begin DATASET EXCERPTS

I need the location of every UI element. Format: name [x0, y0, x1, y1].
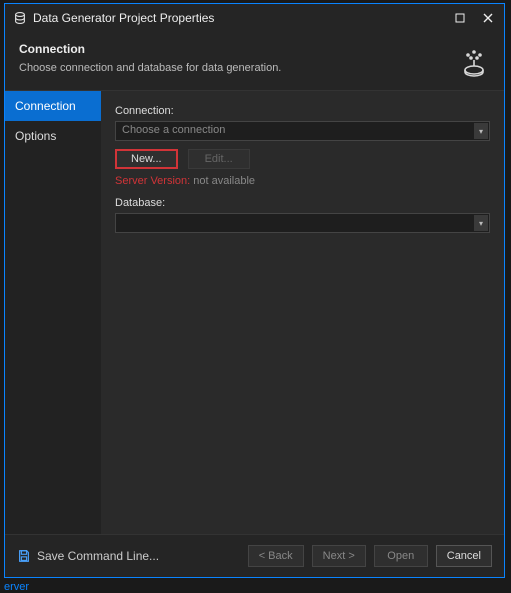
app-icon: [13, 11, 27, 25]
server-version-label: Server Version:: [115, 175, 190, 187]
dialog-footer: Save Command Line... < Back Next > Open …: [5, 534, 504, 577]
database-label: Database:: [115, 197, 490, 209]
sidebar-item-options[interactable]: Options: [5, 121, 101, 151]
footer-left: Save Command Line...: [17, 549, 240, 563]
back-button[interactable]: < Back: [248, 545, 304, 567]
header-text: Connection Choose connection and databas…: [19, 42, 450, 74]
chevron-down-icon[interactable]: ▾: [474, 215, 488, 231]
next-button[interactable]: Next >: [312, 545, 366, 567]
database-select-wrap: ▾: [115, 213, 490, 233]
content-panel: Connection: Choose a connection ▾ New...…: [101, 91, 504, 534]
edit-button: Edit...: [188, 149, 250, 169]
cancel-button[interactable]: Cancel: [436, 545, 492, 567]
sidebar-item-connection[interactable]: Connection: [5, 91, 101, 121]
titlebar: Data Generator Project Properties: [5, 4, 504, 32]
connection-label: Connection:: [115, 105, 490, 117]
save-command-line-button[interactable]: Save Command Line...: [37, 549, 159, 563]
data-generator-icon: [458, 46, 490, 78]
close-icon[interactable]: [480, 10, 496, 26]
connection-buttons: New... Edit...: [115, 149, 490, 169]
chevron-down-icon[interactable]: ▾: [474, 123, 488, 139]
open-button[interactable]: Open: [374, 545, 428, 567]
dialog-body: Connection Options Connection: Choose a …: [5, 90, 504, 534]
status-text: erver: [0, 581, 511, 593]
header-section: Connection Choose connection and databas…: [5, 32, 504, 90]
connection-select-wrap: Choose a connection ▾: [115, 121, 490, 141]
window-controls: [452, 10, 496, 26]
header-title: Connection: [19, 42, 450, 56]
window-title: Data Generator Project Properties: [33, 11, 452, 25]
footer-buttons: < Back Next > Open Cancel: [248, 545, 492, 567]
database-select[interactable]: [115, 213, 490, 233]
new-button[interactable]: New...: [115, 149, 178, 169]
connection-select[interactable]: Choose a connection: [115, 121, 490, 141]
save-icon: [17, 549, 31, 563]
header-description: Choose connection and database for data …: [19, 62, 450, 74]
server-version-value: not available: [193, 175, 255, 187]
sidebar: Connection Options: [5, 91, 101, 534]
dialog-window: Data Generator Project Properties Connec…: [4, 3, 505, 578]
maximize-icon[interactable]: [452, 10, 468, 26]
server-version: Server Version: not available: [115, 175, 490, 187]
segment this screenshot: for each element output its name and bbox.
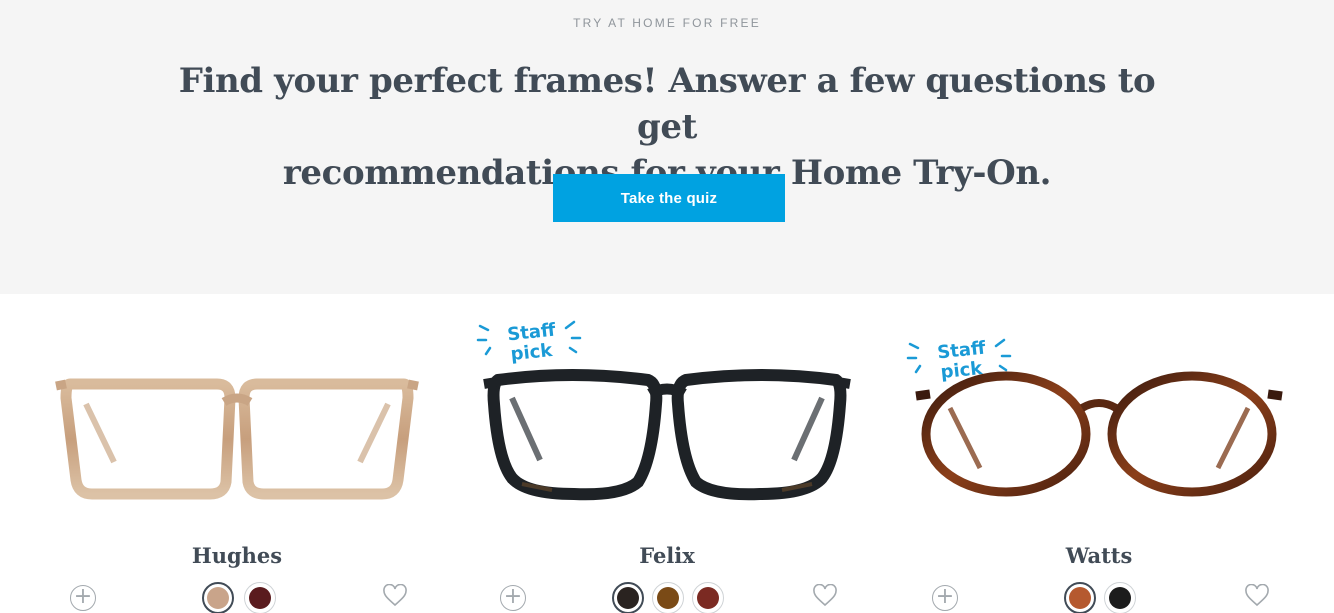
- swatch-color: [1109, 587, 1131, 609]
- product-card-watts[interactable]: Staff pick Watts +: [884, 294, 1314, 613]
- color-swatch-1[interactable]: [202, 582, 234, 613]
- hero-section: TRY AT HOME FOR FREE Find your perfect f…: [0, 0, 1334, 294]
- color-swatch-2[interactable]: [1104, 582, 1136, 613]
- felix-glasses-image[interactable]: [482, 364, 852, 504]
- product-name[interactable]: Watts: [884, 543, 1314, 568]
- swatch-color: [1069, 587, 1091, 609]
- hero-headline-line1: Find your perfect frames! Answer a few q…: [178, 61, 1156, 147]
- watts-glasses-image[interactable]: [914, 364, 1284, 504]
- product-name[interactable]: Hughes: [22, 543, 452, 568]
- swatch-color: [207, 587, 229, 609]
- color-swatch-2[interactable]: [652, 582, 684, 613]
- take-quiz-button[interactable]: Take the quiz: [553, 174, 785, 222]
- color-swatch-1[interactable]: [612, 582, 644, 613]
- color-swatch-2[interactable]: [244, 582, 276, 613]
- heart-outline-icon[interactable]: [812, 584, 838, 608]
- heart-outline-icon[interactable]: [382, 584, 408, 608]
- swatch-color: [697, 587, 719, 609]
- color-swatch-3[interactable]: [692, 582, 724, 613]
- product-card-hughes[interactable]: Hughes +: [22, 294, 452, 613]
- hero-eyebrow: TRY AT HOME FOR FREE: [573, 16, 761, 30]
- heart-outline-icon[interactable]: [1244, 584, 1270, 608]
- product-name[interactable]: Felix: [452, 543, 882, 568]
- color-swatch-1[interactable]: [1064, 582, 1096, 613]
- product-card-felix[interactable]: Staff pick Felix +: [452, 294, 882, 613]
- swatch-color: [249, 587, 271, 609]
- staff-pick-line2: pick: [510, 340, 555, 365]
- swatch-color: [617, 587, 639, 609]
- swatch-color: [657, 587, 679, 609]
- hughes-glasses-image[interactable]: [52, 364, 422, 504]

end DATASET EXCERPTS

> **SHORT PROBLEM**:
Return every line of the entries that contains the word "version", matching case exactly.

> **COMPLETED TASK**:
server-version-label: Server Version:: [115, 175, 190, 187]
server-version-value: not available: [193, 175, 255, 187]
server-version: Server Version: not available: [115, 175, 490, 187]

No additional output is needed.